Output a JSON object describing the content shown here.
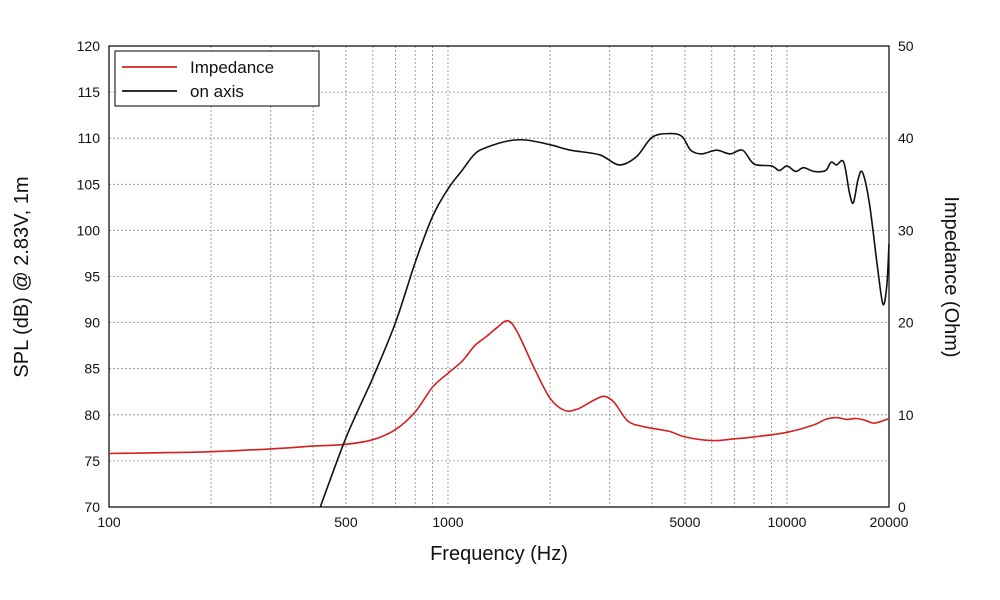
{
  "chart_data": {
    "type": "line",
    "title": "",
    "xlabel": "Frequency (Hz)",
    "ylabel": "SPL (dB) @ 2.83V, 1m",
    "y2label": "Impedance (Ohm)",
    "xscale": "log",
    "xlim": [
      100,
      20000
    ],
    "ylim": [
      70,
      120
    ],
    "y2lim": [
      0,
      50
    ],
    "grid": true,
    "legend_position": "top-left",
    "x_ticks": [
      {
        "value": 100,
        "label": "100"
      },
      {
        "value": 500,
        "label": "500"
      },
      {
        "value": 1000,
        "label": "1000"
      },
      {
        "value": 5000,
        "label": "5000"
      },
      {
        "value": 10000,
        "label": "10000"
      },
      {
        "value": 20000,
        "label": "20000"
      }
    ],
    "y_ticks": [
      "70",
      "75",
      "80",
      "85",
      "90",
      "95",
      "100",
      "105",
      "110",
      "115",
      "120"
    ],
    "y2_ticks": [
      "0",
      "10",
      "20",
      "30",
      "40",
      "50"
    ],
    "series": [
      {
        "name": "Impedance",
        "axis": "right",
        "color": "#d42020",
        "points": [
          [
            100,
            5.8
          ],
          [
            150,
            5.9
          ],
          [
            200,
            6.0
          ],
          [
            300,
            6.3
          ],
          [
            400,
            6.6
          ],
          [
            500,
            6.8
          ],
          [
            600,
            7.3
          ],
          [
            700,
            8.4
          ],
          [
            800,
            10.3
          ],
          [
            900,
            13.0
          ],
          [
            1000,
            14.5
          ],
          [
            1100,
            15.8
          ],
          [
            1200,
            17.5
          ],
          [
            1300,
            18.5
          ],
          [
            1400,
            19.5
          ],
          [
            1500,
            20.2
          ],
          [
            1600,
            19.0
          ],
          [
            1800,
            15.0
          ],
          [
            2000,
            11.8
          ],
          [
            2200,
            10.5
          ],
          [
            2400,
            10.6
          ],
          [
            2700,
            11.6
          ],
          [
            2900,
            12.0
          ],
          [
            3100,
            11.3
          ],
          [
            3400,
            9.3
          ],
          [
            3800,
            8.7
          ],
          [
            4500,
            8.2
          ],
          [
            5000,
            7.6
          ],
          [
            6000,
            7.2
          ],
          [
            7000,
            7.4
          ],
          [
            8000,
            7.6
          ],
          [
            10000,
            8.1
          ],
          [
            12000,
            8.9
          ],
          [
            13000,
            9.5
          ],
          [
            14000,
            9.7
          ],
          [
            15000,
            9.5
          ],
          [
            16000,
            9.6
          ],
          [
            17000,
            9.4
          ],
          [
            18000,
            9.1
          ],
          [
            19000,
            9.3
          ],
          [
            20000,
            9.6
          ]
        ]
      },
      {
        "name": "on axis",
        "axis": "left",
        "color": "#111111",
        "points": [
          [
            420,
            70.0
          ],
          [
            500,
            77.5
          ],
          [
            600,
            84.0
          ],
          [
            700,
            90.0
          ],
          [
            800,
            96.5
          ],
          [
            900,
            101.5
          ],
          [
            1000,
            104.5
          ],
          [
            1100,
            106.5
          ],
          [
            1200,
            108.3
          ],
          [
            1300,
            109.0
          ],
          [
            1500,
            109.7
          ],
          [
            1700,
            109.8
          ],
          [
            2000,
            109.3
          ],
          [
            2300,
            108.7
          ],
          [
            2800,
            108.2
          ],
          [
            3200,
            107.1
          ],
          [
            3600,
            108.0
          ],
          [
            4000,
            110.1
          ],
          [
            4500,
            110.5
          ],
          [
            4900,
            110.2
          ],
          [
            5200,
            108.7
          ],
          [
            5600,
            108.3
          ],
          [
            6200,
            108.7
          ],
          [
            6800,
            108.3
          ],
          [
            7400,
            108.7
          ],
          [
            8000,
            107.2
          ],
          [
            9000,
            107.0
          ],
          [
            9500,
            106.5
          ],
          [
            10000,
            107.0
          ],
          [
            10600,
            106.4
          ],
          [
            11200,
            106.8
          ],
          [
            12000,
            106.4
          ],
          [
            13000,
            106.5
          ],
          [
            13500,
            107.4
          ],
          [
            14000,
            107.1
          ],
          [
            14700,
            107.4
          ],
          [
            15300,
            104.0
          ],
          [
            15700,
            103.0
          ],
          [
            16200,
            105.5
          ],
          [
            16700,
            106.3
          ],
          [
            17500,
            103.0
          ],
          [
            18500,
            96.0
          ],
          [
            19200,
            92.0
          ],
          [
            19700,
            94.0
          ],
          [
            20000,
            98.5
          ]
        ]
      }
    ]
  }
}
———
(AIM) Gather every line from the entries above where the word "Impedance" appears, and copy them.

(CORRECT ANSWER)
    "y2label": "Impedance (Ohm)",
        "name": "Impedance",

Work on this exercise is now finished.